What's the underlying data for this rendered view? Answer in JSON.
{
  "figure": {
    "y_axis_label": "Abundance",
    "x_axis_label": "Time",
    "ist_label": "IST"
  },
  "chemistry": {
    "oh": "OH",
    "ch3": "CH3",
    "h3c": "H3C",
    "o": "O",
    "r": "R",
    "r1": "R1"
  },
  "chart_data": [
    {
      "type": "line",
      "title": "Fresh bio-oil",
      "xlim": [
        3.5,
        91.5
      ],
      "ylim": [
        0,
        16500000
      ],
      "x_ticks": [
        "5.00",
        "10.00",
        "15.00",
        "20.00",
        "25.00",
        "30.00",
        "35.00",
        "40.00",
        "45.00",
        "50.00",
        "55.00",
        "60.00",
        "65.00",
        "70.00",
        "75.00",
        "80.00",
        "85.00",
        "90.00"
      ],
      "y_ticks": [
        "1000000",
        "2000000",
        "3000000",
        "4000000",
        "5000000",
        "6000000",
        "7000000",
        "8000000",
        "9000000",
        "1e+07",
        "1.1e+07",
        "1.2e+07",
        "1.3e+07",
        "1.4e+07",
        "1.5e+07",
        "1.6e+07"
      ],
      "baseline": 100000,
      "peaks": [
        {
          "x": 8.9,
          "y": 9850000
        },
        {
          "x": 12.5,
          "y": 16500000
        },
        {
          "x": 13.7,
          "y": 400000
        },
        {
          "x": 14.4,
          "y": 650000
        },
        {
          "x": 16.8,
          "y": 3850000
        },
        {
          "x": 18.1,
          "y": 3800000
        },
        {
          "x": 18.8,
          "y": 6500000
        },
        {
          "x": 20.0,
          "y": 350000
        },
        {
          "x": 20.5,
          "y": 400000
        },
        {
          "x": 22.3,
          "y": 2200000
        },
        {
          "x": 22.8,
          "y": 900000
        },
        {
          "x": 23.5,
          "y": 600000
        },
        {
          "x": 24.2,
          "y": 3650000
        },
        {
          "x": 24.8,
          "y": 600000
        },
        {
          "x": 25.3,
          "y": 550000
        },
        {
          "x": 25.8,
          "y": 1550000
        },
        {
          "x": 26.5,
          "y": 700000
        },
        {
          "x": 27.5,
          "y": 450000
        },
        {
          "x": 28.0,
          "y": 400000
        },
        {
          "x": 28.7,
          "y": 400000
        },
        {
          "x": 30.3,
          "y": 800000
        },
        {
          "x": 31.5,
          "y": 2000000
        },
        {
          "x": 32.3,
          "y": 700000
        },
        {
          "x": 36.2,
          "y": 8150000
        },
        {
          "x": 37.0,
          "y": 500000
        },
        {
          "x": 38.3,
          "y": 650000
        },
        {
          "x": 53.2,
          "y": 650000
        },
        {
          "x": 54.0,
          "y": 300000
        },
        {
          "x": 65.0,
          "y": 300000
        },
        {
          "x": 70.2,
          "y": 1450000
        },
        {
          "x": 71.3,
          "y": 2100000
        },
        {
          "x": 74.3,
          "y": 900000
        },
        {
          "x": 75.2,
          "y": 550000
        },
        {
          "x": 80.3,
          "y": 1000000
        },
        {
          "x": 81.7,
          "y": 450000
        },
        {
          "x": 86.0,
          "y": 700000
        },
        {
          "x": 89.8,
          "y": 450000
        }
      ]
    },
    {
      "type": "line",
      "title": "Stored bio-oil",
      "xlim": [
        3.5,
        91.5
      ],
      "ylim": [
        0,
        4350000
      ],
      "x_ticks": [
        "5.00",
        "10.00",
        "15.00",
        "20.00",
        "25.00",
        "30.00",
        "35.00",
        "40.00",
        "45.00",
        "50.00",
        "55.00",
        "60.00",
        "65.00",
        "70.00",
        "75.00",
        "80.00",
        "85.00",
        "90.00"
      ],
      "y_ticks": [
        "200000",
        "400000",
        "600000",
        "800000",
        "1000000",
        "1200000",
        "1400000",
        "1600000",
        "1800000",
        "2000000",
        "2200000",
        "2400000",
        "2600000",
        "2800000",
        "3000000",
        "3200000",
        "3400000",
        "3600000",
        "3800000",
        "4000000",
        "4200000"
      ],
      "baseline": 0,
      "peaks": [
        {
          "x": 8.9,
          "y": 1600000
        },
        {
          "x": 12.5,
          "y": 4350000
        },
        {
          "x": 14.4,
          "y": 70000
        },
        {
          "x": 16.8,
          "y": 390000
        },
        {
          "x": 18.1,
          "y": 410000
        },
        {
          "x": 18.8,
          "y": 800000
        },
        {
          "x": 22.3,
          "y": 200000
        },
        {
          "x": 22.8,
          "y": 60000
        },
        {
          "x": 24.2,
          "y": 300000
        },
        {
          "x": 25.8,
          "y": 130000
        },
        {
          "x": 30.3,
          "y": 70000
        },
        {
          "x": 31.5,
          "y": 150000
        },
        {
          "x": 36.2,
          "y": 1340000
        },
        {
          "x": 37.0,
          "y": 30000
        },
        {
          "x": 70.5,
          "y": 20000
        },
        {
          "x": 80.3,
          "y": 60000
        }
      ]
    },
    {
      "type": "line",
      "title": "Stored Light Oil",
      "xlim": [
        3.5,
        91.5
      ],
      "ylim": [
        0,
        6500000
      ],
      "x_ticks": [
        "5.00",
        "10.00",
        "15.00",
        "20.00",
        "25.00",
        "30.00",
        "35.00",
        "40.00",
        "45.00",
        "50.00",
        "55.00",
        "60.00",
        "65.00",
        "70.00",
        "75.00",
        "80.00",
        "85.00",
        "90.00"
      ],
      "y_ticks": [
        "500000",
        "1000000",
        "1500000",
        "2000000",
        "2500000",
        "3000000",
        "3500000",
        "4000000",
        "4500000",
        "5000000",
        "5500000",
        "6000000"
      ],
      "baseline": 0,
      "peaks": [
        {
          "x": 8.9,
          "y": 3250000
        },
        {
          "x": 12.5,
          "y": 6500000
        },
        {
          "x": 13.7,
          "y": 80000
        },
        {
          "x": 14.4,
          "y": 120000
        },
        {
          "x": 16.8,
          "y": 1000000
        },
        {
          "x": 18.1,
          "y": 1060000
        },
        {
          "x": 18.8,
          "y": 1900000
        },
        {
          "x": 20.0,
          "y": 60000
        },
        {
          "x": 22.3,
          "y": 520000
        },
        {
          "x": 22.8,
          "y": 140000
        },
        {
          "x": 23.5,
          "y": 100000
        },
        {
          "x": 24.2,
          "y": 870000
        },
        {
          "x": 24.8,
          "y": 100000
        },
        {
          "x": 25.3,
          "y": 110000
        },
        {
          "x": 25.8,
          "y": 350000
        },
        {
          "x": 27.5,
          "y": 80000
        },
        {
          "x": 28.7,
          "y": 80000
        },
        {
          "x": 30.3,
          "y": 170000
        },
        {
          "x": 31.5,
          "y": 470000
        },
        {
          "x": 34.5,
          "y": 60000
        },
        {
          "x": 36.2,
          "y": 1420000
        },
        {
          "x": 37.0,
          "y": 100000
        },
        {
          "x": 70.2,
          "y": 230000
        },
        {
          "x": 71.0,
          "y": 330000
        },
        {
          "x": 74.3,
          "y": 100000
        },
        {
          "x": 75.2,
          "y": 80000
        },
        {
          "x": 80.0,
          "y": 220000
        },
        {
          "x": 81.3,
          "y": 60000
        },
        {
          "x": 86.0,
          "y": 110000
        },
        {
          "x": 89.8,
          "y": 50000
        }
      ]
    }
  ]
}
• • • • • • •
> **Written problem**
Scan the records for the string "title". Copy each line in which it appears.

> **Solved exercise**
      "title": "Fresh bio-oil",
      "title": "Stored bio-oil",
      "title": "Stored Light Oil",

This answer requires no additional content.